### What is being asked
Print each of the entries exactly, leaving nothing out.

### Record excerpts

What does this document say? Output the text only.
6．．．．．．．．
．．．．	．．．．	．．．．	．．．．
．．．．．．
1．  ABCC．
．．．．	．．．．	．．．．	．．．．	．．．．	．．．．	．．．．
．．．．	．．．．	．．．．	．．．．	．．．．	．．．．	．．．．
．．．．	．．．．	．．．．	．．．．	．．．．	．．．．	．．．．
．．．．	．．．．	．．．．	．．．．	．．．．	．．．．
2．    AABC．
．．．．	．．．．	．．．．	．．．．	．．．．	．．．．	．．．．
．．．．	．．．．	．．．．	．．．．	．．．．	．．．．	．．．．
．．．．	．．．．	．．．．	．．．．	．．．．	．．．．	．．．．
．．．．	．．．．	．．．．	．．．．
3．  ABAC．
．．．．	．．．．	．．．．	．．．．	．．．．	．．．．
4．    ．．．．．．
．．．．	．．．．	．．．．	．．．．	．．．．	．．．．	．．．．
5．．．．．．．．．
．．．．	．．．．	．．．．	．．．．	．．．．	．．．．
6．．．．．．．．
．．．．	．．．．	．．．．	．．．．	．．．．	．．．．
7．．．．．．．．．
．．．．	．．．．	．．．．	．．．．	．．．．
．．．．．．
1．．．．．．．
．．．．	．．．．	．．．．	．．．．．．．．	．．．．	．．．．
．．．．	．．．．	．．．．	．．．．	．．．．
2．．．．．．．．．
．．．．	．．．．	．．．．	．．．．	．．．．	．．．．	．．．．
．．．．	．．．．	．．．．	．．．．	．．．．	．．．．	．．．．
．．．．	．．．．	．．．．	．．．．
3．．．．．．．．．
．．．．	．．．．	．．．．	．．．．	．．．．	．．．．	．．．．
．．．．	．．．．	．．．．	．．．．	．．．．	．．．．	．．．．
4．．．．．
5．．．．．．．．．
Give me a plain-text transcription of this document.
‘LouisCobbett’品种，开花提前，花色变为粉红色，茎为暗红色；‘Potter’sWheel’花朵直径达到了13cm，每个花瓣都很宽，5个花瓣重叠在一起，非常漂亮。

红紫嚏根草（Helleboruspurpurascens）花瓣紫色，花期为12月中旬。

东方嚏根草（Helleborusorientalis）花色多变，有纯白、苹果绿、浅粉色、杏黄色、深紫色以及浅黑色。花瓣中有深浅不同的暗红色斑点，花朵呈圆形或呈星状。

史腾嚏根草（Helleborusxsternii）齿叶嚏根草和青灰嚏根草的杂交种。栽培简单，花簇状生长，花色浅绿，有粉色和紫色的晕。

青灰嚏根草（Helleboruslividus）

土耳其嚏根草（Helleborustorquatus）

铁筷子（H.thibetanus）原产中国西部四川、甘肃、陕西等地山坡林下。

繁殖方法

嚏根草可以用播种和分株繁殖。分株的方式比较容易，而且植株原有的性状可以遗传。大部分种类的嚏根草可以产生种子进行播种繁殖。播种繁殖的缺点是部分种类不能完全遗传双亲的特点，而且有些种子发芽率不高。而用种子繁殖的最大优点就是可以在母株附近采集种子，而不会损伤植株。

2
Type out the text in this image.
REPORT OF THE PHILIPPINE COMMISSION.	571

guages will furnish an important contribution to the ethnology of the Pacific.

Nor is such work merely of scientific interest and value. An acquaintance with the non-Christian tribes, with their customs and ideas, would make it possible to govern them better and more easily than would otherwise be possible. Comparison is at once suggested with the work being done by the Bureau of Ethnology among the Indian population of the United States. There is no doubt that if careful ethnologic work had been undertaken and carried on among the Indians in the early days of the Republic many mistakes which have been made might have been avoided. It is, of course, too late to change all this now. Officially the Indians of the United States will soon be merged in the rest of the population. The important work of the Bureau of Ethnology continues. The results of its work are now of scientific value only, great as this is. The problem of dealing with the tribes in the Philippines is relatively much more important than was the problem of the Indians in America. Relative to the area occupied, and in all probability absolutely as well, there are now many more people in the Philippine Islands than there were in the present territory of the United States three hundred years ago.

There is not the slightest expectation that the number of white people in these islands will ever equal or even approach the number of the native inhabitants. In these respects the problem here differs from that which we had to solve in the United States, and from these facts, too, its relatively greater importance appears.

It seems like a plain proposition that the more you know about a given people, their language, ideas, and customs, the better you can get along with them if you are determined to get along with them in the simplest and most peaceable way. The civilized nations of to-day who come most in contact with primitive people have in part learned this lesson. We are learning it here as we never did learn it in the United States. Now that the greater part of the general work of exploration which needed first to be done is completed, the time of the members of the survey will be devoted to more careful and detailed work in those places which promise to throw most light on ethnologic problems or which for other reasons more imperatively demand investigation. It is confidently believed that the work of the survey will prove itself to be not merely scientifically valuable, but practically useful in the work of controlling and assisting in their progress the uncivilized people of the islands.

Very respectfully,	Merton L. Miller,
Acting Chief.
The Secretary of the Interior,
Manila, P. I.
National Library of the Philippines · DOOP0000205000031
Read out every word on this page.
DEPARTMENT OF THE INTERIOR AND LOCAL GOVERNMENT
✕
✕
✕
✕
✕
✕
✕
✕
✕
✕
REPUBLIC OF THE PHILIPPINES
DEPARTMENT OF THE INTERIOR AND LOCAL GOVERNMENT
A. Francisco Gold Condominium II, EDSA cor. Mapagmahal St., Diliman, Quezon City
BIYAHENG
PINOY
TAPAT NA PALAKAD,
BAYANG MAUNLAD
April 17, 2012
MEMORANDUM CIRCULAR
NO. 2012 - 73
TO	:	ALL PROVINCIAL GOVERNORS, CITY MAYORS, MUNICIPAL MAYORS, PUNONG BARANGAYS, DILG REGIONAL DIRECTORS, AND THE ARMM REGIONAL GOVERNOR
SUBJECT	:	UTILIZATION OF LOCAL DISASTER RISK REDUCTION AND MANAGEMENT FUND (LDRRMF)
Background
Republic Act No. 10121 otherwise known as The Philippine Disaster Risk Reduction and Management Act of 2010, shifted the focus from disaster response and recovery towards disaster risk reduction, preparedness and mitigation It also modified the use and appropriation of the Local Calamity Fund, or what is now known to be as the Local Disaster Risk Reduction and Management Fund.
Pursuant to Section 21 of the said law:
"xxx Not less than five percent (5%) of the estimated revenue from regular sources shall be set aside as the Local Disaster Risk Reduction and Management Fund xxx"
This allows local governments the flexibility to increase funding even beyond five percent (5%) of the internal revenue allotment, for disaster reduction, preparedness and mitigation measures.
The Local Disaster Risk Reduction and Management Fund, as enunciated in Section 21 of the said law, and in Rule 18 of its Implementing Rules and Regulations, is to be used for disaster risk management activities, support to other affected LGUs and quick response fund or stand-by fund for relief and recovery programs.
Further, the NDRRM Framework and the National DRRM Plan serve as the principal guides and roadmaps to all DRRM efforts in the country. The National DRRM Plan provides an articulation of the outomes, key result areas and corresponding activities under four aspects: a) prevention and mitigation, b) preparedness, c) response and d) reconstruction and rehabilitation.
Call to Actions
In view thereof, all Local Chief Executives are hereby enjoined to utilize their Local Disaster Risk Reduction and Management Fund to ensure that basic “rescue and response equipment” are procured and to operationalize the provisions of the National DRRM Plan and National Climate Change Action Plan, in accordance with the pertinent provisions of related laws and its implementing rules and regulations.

### Expected answer
What does this document say? Output the text only.
6．．．．．．．．
．．．．	．．．．	．．．．	．．．．
．．．．．．
1．  ABCC．
．．．．	．．．．	．．．．	．．．．	．．．．	．．．．	．．．．
．．．．	．．．．	．．．．	．．．．	．．．．	．．．．	．．．．
．．．．	．．．．	．．．．	．．．．	．．．．	．．．．	．．．．
．．．．	．．．．	．．．．	．．．．	．．．．	．．．．
2．    AABC．
．．．．	．．．．	．．．．	．．．．	．．．．	．．．．	．．．．
．．．．	．．．．	．．．．	．．．．	．．．．	．．．．	．．．．
．．．．	．．．．	．．．．	．．．．	．．．．	．．．．	．．．．
．．．．	．．．．	．．．．	．．．．
3．  ABAC．
．．．．	．．．．	．．．．	．．．．	．．．．	．．．．
4．    ．．．．．．
．．．．	．．．．	．．．．	．．．．	．．．．	．．．．	．．．．
5．．．．．．．．．
．．．．	．．．．	．．．．	．．．．	．．．．	．．．．
6．．．．．．．．
．．．．	．．．．	．．．．	．．．．	．．．．	．．．．
7．．．．．．．．．
．．．．	．．．．	．．．．	．．．．	．．．．
．．．．．．
1．．．．．．．
．．．．	．．．．	．．．．	．．．．．．．．	．．．．	．．．．
．．．．	．．．．	．．．．	．．．．	．．．．
2．．．．．．．．．
．．．．	．．．．	．．．．	．．．．	．．．．	．．．．	．．．．
．．．．	．．．．	．．．．	．．．．	．．．．	．．．．	．．．．
．．．．	．．．．	．．．．	．．．．
3．．．．．．．．．
．．．．	．．．．	．．．．	．．．．	．．．．	．．．．	．．．．
．．．．	．．．．	．．．．	．．．．	．．．．	．．．．	．．．．
4．．．．．
5．．．．．．．．．
Give me a plain-text transcription of this document.
‘LouisCobbett’品种，开花提前，花色变为粉红色，茎为暗红色；‘Potter’sWheel’花朵直径达到了13cm，每个花瓣都很宽，5个花瓣重叠在一起，非常漂亮。

红紫嚏根草（Helleboruspurpurascens）花瓣紫色，花期为12月中旬。

东方嚏根草（Helleborusorientalis）花色多变，有纯白、苹果绿、浅粉色、杏黄色、深紫色以及浅黑色。花瓣中有深浅不同的暗红色斑点，花朵呈圆形或呈星状。

史腾嚏根草（Helleborusxsternii）齿叶嚏根草和青灰嚏根草的杂交种。栽培简单，花簇状生长，花色浅绿，有粉色和紫色的晕。

青灰嚏根草（Helleboruslividus）

土耳其嚏根草（Helleborustorquatus）

铁筷子（H.thibetanus）原产中国西部四川、甘肃、陕西等地山坡林下。

繁殖方法

嚏根草可以用播种和分株繁殖。分株的方式比较容易，而且植株原有的性状可以遗传。大部分种类的嚏根草可以产生种子进行播种繁殖。播种繁殖的缺点是部分种类不能完全遗传双亲的特点，而且有些种子发芽率不高。而用种子繁殖的最大优点就是可以在母株附近采集种子，而不会损伤植株。

2
Type out the text in this image.
REPORT OF THE PHILIPPINE COMMISSION.	571

guages will furnish an important contribution to the ethnology of the Pacific.

Nor is such work merely of scientific interest and value. An acquaintance with the non-Christian tribes, with their customs and ideas, would make it possible to govern them better and more easily than would otherwise be possible. Comparison is at once suggested with the work being done by the Bureau of Ethnology among the Indian population of the United States. There is no doubt that if careful ethnologic work had been undertaken and carried on among the Indians in the early days of the Republic many mistakes which have been made might have been avoided. It is, of course, too late to change all this now. Officially the Indians of the United States will soon be merged in the rest of the population. The important work of the Bureau of Ethnology continues. The results of its work are now of scientific value only, great as this is. The problem of dealing with the tribes in the Philippines is relatively much more important than was the problem of the Indians in America. Relative to the area occupied, and in all probability absolutely as well, there are now many more people in the Philippine Islands than there were in the present territory of the United States three hundred years ago.

There is not the slightest expectation that the number of white people in these islands will ever equal or even approach the number of the native inhabitants. In these respects the problem here differs from that which we had to solve in the United States, and from these facts, too, its relatively greater importance appears.

It seems like a plain proposition that the more you know about a given people, their language, ideas, and customs, the better you can get along with them if you are determined to get along with them in the simplest and most peaceable way. The civilized nations of to-day who come most in contact with primitive people have in part learned this lesson. We are learning it here as we never did learn it in the United States. Now that the greater part of the general work of exploration which needed first to be done is completed, the time of the members of the survey will be devoted to more careful and detailed work in those places which promise to throw most light on ethnologic problems or which for other reasons more imperatively demand investigation. It is confidently believed that the work of the survey will prove itself to be not merely scientifically valuable, but practically useful in the work of controlling and assisting in their progress the uncivilized people of the islands.

Very respectfully,	Merton L. Miller,
Acting Chief.
The Secretary of the Interior,
Manila, P. I.
National Library of the Philippines · DOOP0000205000031
Read out every word on this page.
DEPARTMENT OF THE INTERIOR AND LOCAL GOVERNMENT
✕
✕
✕
✕
✕
✕
✕
✕
✕
✕
REPUBLIC OF THE PHILIPPINES
DEPARTMENT OF THE INTERIOR AND LOCAL GOVERNMENT
A. Francisco Gold Condominium II, EDSA cor. Mapagmahal St., Diliman, Quezon City
BIYAHENG
PINOY
TAPAT NA PALAKAD,
BAYANG MAUNLAD
April 17, 2012
MEMORANDUM CIRCULAR
NO. 2012 - 73
TO	:	ALL PROVINCIAL GOVERNORS, CITY MAYORS, MUNICIPAL MAYORS, PUNONG BARANGAYS, DILG REGIONAL DIRECTORS, AND THE ARMM REGIONAL GOVERNOR
SUBJECT	:	UTILIZATION OF LOCAL DISASTER RISK REDUCTION AND MANAGEMENT FUND (LDRRMF)
Background
Republic Act No. 10121 otherwise known as The Philippine Disaster Risk Reduction and Management Act of 2010, shifted the focus from disaster response and recovery towards disaster risk reduction, preparedness and mitigation It also modified the use and appropriation of the Local Calamity Fund, or what is now known to be as the Local Disaster Risk Reduction and Management Fund.
Pursuant to Section 21 of the said law:
"xxx Not less than five percent (5%) of the estimated revenue from regular sources shall be set aside as the Local Disaster Risk Reduction and Management Fund xxx"
This allows local governments the flexibility to increase funding even beyond five percent (5%) of the internal revenue allotment, for disaster reduction, preparedness and mitigation measures.
The Local Disaster Risk Reduction and Management Fund, as enunciated in Section 21 of the said law, and in Rule 18 of its Implementing Rules and Regulations, is to be used for disaster risk management activities, support to other affected LGUs and quick response fund or stand-by fund for relief and recovery programs.
Further, the NDRRM Framework and the National DRRM Plan serve as the principal guides and roadmaps to all DRRM efforts in the country. The National DRRM Plan provides an articulation of the outomes, key result areas and corresponding activities under four aspects: a) prevention and mitigation, b) preparedness, c) response and d) reconstruction and rehabilitation.
Call to Actions
In view thereof, all Local Chief Executives are hereby enjoined to utilize their Local Disaster Risk Reduction and Management Fund to ensure that basic “rescue and response equipment” are procured and to operationalize the provisions of the National DRRM Plan and National Climate Change Action Plan, in accordance with the pertinent provisions of related laws and its implementing rules and regulations.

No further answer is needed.